start Records for this task
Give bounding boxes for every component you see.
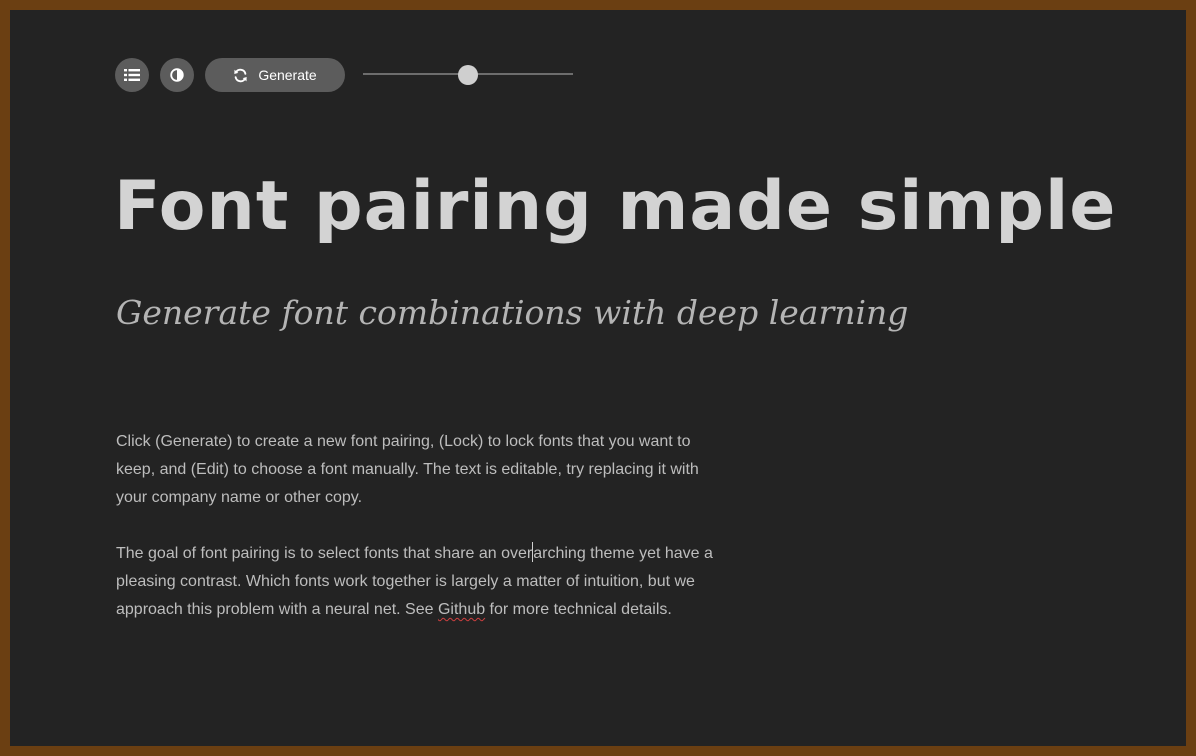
paragraph-text-before-caret: The goal of font pairing is to select fo… bbox=[116, 545, 533, 562]
details-paragraph[interactable]: The goal of font pairing is to select fo… bbox=[116, 540, 726, 624]
github-word: Github bbox=[437, 601, 486, 618]
body-text[interactable]: Click (Generate) to create a new font pa… bbox=[116, 428, 726, 652]
intro-paragraph[interactable]: Click (Generate) to create a new font pa… bbox=[116, 428, 726, 512]
page-title[interactable]: Font pairing made simple bbox=[114, 162, 1116, 252]
toolbar: Generate bbox=[115, 58, 573, 92]
contrast-icon bbox=[170, 68, 184, 82]
page-subtitle[interactable]: Generate font combinations with deep lea… bbox=[116, 288, 908, 338]
paragraph-text-end: for more technical details. bbox=[485, 601, 672, 618]
generate-label: Generate bbox=[258, 67, 317, 83]
generate-button[interactable]: Generate bbox=[205, 58, 345, 92]
size-slider[interactable] bbox=[363, 58, 573, 92]
app-canvas: Generate Font pairing made simple Genera… bbox=[10, 10, 1186, 746]
theme-toggle-button[interactable] bbox=[160, 58, 194, 92]
slider-thumb[interactable] bbox=[458, 65, 478, 85]
list-icon bbox=[124, 69, 140, 81]
refresh-icon bbox=[234, 68, 247, 82]
list-button[interactable] bbox=[115, 58, 149, 92]
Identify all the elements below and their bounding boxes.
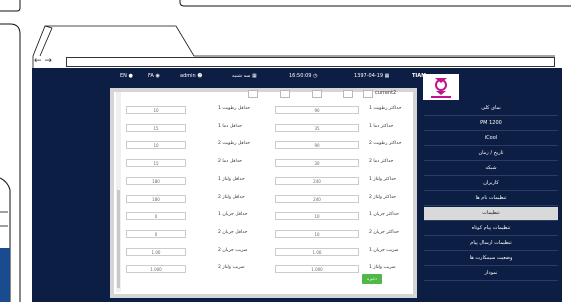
setting-label: حداقل دما 2 [218,159,242,165]
sidebar-item[interactable]: کاربران [424,177,558,191]
back-arrow-icon[interactable]: ← [34,56,42,66]
setting-input[interactable]: 1.00 [275,247,359,256]
setting-input[interactable]: 240 [275,194,359,203]
setting-label: حداقل جریان 2 [218,229,248,235]
setting-label: حداقل رطوبت 2 [218,141,251,147]
setting-input[interactable]: 0 [126,212,186,221]
radio-icon: ● [128,73,133,79]
setting-label: ضریب جریان 1 [369,247,399,253]
setting-label: حداقل رطوبت 1 [218,106,251,111]
top-bar: EN ● FA ◉ admin ☻ سه شنبه ▦ 16:50:09 ◷ 1… [32,68,562,84]
sidebar-item[interactable]: تاریخ / زمان [424,147,558,161]
address-bar[interactable] [66,57,555,67]
date: 1397-04-19 ▦ [354,73,390,79]
setting-label: حداکثر ولتاژ 2 [369,194,397,200]
lang-en[interactable]: EN ● [120,73,133,79]
setting-label: حداکثر رطوبت 2 [369,141,402,147]
calendar-icon: ▦ [251,73,257,79]
sidebar-item[interactable]: تنظیمات [424,207,558,221]
setting-label: حداقل جریان 1 [218,212,248,218]
clock-icon: ◷ [313,73,318,79]
sidebar-item[interactable]: نمودار [424,267,558,281]
setting-label: حداکثر دما 1 [369,123,394,129]
checkbox[interactable] [280,90,290,98]
setting-input[interactable]: 90 [275,106,359,114]
user-icon: ☻ [197,73,203,79]
setting-label: حداکثر دما 2 [369,159,394,165]
setting-input[interactable]: 1.000 [275,265,359,274]
setting-input[interactable]: 1.000 [126,265,186,274]
setting-input[interactable]: 180 [126,176,186,185]
weekday: سه شنبه ▦ [232,73,257,79]
scrollbar-thumb[interactable] [117,190,120,288]
setting-input[interactable]: 90 [275,141,359,150]
lang-fa-label: FA [148,73,154,79]
setting-label: حداکثر رطوبت 1 [369,106,402,111]
browser-nav: ← → [34,56,52,66]
sidebar-item[interactable]: تنظیمات نام ها [424,192,558,206]
checkbox[interactable] [363,90,373,98]
setting-input[interactable]: 180 [126,194,186,203]
setting-input[interactable]: 0 [126,229,186,238]
checkbox[interactable] [248,90,258,98]
save-button[interactable]: ذخیره [362,274,382,284]
checkbox-label: current2 [375,90,397,96]
setting-label: حداکثر ولتاژ 1 [369,176,397,182]
setting-label: ضریب ولتاژ 2 [218,265,245,271]
setting-input[interactable]: 1.00 [126,247,186,256]
setting-input[interactable]: 10 [126,106,186,114]
setting-input[interactable]: 10 [275,212,359,221]
setting-input[interactable]: 240 [275,176,359,185]
setting-input[interactable]: 30 [275,159,359,168]
setting-label: حداقل ولتاژ 1 [218,176,245,182]
setting-label: ضریب ولتاژ 1 [369,265,396,271]
checkbox[interactable] [343,90,353,98]
sidebar-item[interactable]: شبکه [424,162,558,176]
setting-input[interactable]: 10 [275,229,359,238]
forward-arrow-icon[interactable]: → [44,56,52,66]
setting-label: حداکثر جریان 2 [369,229,399,235]
setting-label: حداقل دما 1 [218,123,242,129]
brand-logo [423,74,459,100]
setting-input[interactable]: 10 [126,141,186,150]
setting-label: حداقل ولتاژ 2 [218,194,245,200]
sidebar-item[interactable]: تنظیمات پیام کوتاه [424,222,558,236]
username: admin [180,73,196,79]
user-menu[interactable]: admin ☻ [180,73,202,79]
lang-fa[interactable]: FA ◉ [148,73,160,79]
setting-input[interactable]: 15 [126,159,186,168]
sidebar-item[interactable]: PM 1200 [424,117,558,131]
setting-label: ضریب جریان 2 [218,247,248,253]
checkbox[interactable] [312,90,322,98]
calendar-icon: ▦ [384,73,390,79]
setting-input[interactable]: 15 [126,123,186,132]
lang-en-label: EN [120,73,127,79]
setting-input[interactable]: 35 [275,123,359,132]
clock: 16:50:09 ◷ [289,73,318,79]
radio-icon: ◉ [155,73,160,79]
sidebar-item[interactable]: وضعیت سیمکارت ها [424,252,558,266]
sidebar-item[interactable]: iCool [424,132,558,146]
sidebar-item[interactable]: نمای کلی [424,102,558,116]
sidebar-item[interactable]: تنظیمات ارسال پیام [424,237,558,251]
setting-label: حداکثر جریان 1 [369,212,399,218]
end Records for this task
● To be done
Copy every line of the items above word for word, leaving out the pictures.

● Task answer
Give bounding boxes for every component you see.
paragraph-text-before-caret: The goal of font pairing is to select fo… bbox=[116, 545, 533, 562]
details-paragraph[interactable]: The goal of font pairing is to select fo… bbox=[116, 540, 726, 624]
github-word: Github bbox=[437, 601, 486, 618]
body-text[interactable]: Click (Generate) to create a new font pa… bbox=[116, 428, 726, 652]
intro-paragraph[interactable]: Click (Generate) to create a new font pa… bbox=[116, 428, 726, 512]
page-title[interactable]: Font pairing made simple bbox=[114, 162, 1116, 252]
toolbar: Generate bbox=[115, 58, 573, 92]
contrast-icon bbox=[170, 68, 184, 82]
page-subtitle[interactable]: Generate font combinations with deep lea… bbox=[116, 288, 908, 338]
paragraph-text-end: for more technical details. bbox=[485, 601, 672, 618]
generate-label: Generate bbox=[258, 67, 317, 83]
generate-button[interactable]: Generate bbox=[205, 58, 345, 92]
size-slider[interactable] bbox=[363, 58, 573, 92]
app-canvas: Generate Font pairing made simple Genera… bbox=[10, 10, 1186, 746]
theme-toggle-button[interactable] bbox=[160, 58, 194, 92]
slider-thumb[interactable] bbox=[458, 65, 478, 85]
list-icon bbox=[124, 69, 140, 81]
refresh-icon bbox=[234, 68, 247, 82]
list-button[interactable] bbox=[115, 58, 149, 92]
Identify all the elements below and their bounding boxes.
setting-label: حداقل دما 2 [218,159,242,165]
sidebar-item[interactable]: کاربران [424,177,558,191]
back-arrow-icon[interactable]: ← [34,56,42,66]
setting-input[interactable]: 1.00 [275,247,359,256]
setting-input[interactable]: 240 [275,194,359,203]
setting-label: حداقل جریان 2 [218,229,248,235]
setting-label: حداقل رطوبت 2 [218,141,251,147]
setting-input[interactable]: 0 [126,212,186,221]
radio-icon: ● [128,73,133,79]
setting-label: ضریب جریان 1 [369,247,399,253]
setting-label: حداقل رطوبت 1 [218,106,251,111]
top-bar: EN ● FA ◉ admin ☻ سه شنبه ▦ 16:50:09 ◷ 1… [32,68,562,84]
sidebar-item[interactable]: تاریخ / زمان [424,147,558,161]
address-bar[interactable] [66,57,555,67]
date: 1397-04-19 ▦ [354,73,390,79]
setting-label: حداکثر ولتاژ 2 [369,194,397,200]
lang-en[interactable]: EN ● [120,73,133,79]
setting-label: حداکثر رطوبت 2 [369,141,402,147]
calendar-icon: ▦ [251,73,257,79]
sidebar-item[interactable]: تنظیمات [424,207,558,221]
setting-label: حداقل جریان 1 [218,212,248,218]
clock-icon: ◷ [313,73,318,79]
sidebar-item[interactable]: نمودار [424,267,558,281]
setting-label: حداکثر دما 1 [369,123,394,129]
checkbox[interactable] [280,90,290,98]
setting-input[interactable]: 90 [275,106,359,114]
user-icon: ☻ [197,73,203,79]
setting-label: حداکثر دما 2 [369,159,394,165]
setting-input[interactable]: 1.000 [275,265,359,274]
setting-input[interactable]: 1.000 [126,265,186,274]
setting-input[interactable]: 180 [126,176,186,185]
weekday: سه شنبه ▦ [232,73,257,79]
scrollbar-thumb[interactable] [117,190,120,288]
setting-input[interactable]: 90 [275,141,359,150]
lang-fa-label: FA [148,73,154,79]
setting-label: حداکثر رطوبت 1 [369,106,402,111]
browser-nav: ← → [34,56,52,66]
sidebar-item[interactable]: تنظیمات نام ها [424,192,558,206]
checkbox[interactable] [363,90,373,98]
setting-input[interactable]: 180 [126,194,186,203]
setting-input[interactable]: 0 [126,229,186,238]
checkbox[interactable] [248,90,258,98]
save-button[interactable]: ذخیره [362,274,382,284]
checkbox-label: current2 [375,90,397,96]
setting-label: حداکثر ولتاژ 1 [369,176,397,182]
setting-label: ضریب ولتاژ 2 [218,265,245,271]
setting-input[interactable]: 1.00 [126,247,186,256]
setting-input[interactable]: 10 [126,106,186,114]
setting-input[interactable]: 10 [275,212,359,221]
setting-input[interactable]: 240 [275,176,359,185]
setting-input[interactable]: 30 [275,159,359,168]
setting-label: حداقل ولتاژ 1 [218,176,245,182]
setting-label: ضریب ولتاژ 1 [369,265,396,271]
checkbox[interactable] [343,90,353,98]
sidebar-item[interactable]: شبکه [424,162,558,176]
setting-input[interactable]: 10 [275,229,359,238]
forward-arrow-icon[interactable]: → [44,56,52,66]
setting-label: حداکثر جریان 2 [369,229,399,235]
setting-label: حداقل دما 1 [218,123,242,129]
brand-logo [423,74,459,100]
setting-input[interactable]: 10 [126,141,186,150]
setting-label: حداقل ولتاژ 2 [218,194,245,200]
sidebar-item[interactable]: تنظیمات پیام کوتاه [424,222,558,236]
username: admin [180,73,196,79]
user-menu[interactable]: admin ☻ [180,73,202,79]
lang-fa[interactable]: FA ◉ [148,73,160,79]
setting-input[interactable]: 15 [126,159,186,168]
sidebar-item[interactable]: PM 1200 [424,117,558,131]
setting-label: ضریب جریان 2 [218,247,248,253]
checkbox[interactable] [312,90,322,98]
calendar-icon: ▦ [384,73,390,79]
setting-input[interactable]: 15 [126,123,186,132]
lang-en-label: EN [120,73,127,79]
setting-input[interactable]: 35 [275,123,359,132]
clock: 16:50:09 ◷ [289,73,318,79]
radio-icon: ◉ [155,73,160,79]
sidebar-item[interactable]: وضعیت سیمکارت ها [424,252,558,266]
sidebar-item[interactable]: iCool [424,132,558,146]
sidebar-item[interactable]: نمای کلی [424,102,558,116]
sidebar-item[interactable]: تنظیمات ارسال پیام [424,237,558,251]
setting-label: حداکثر جریان 1 [369,212,399,218]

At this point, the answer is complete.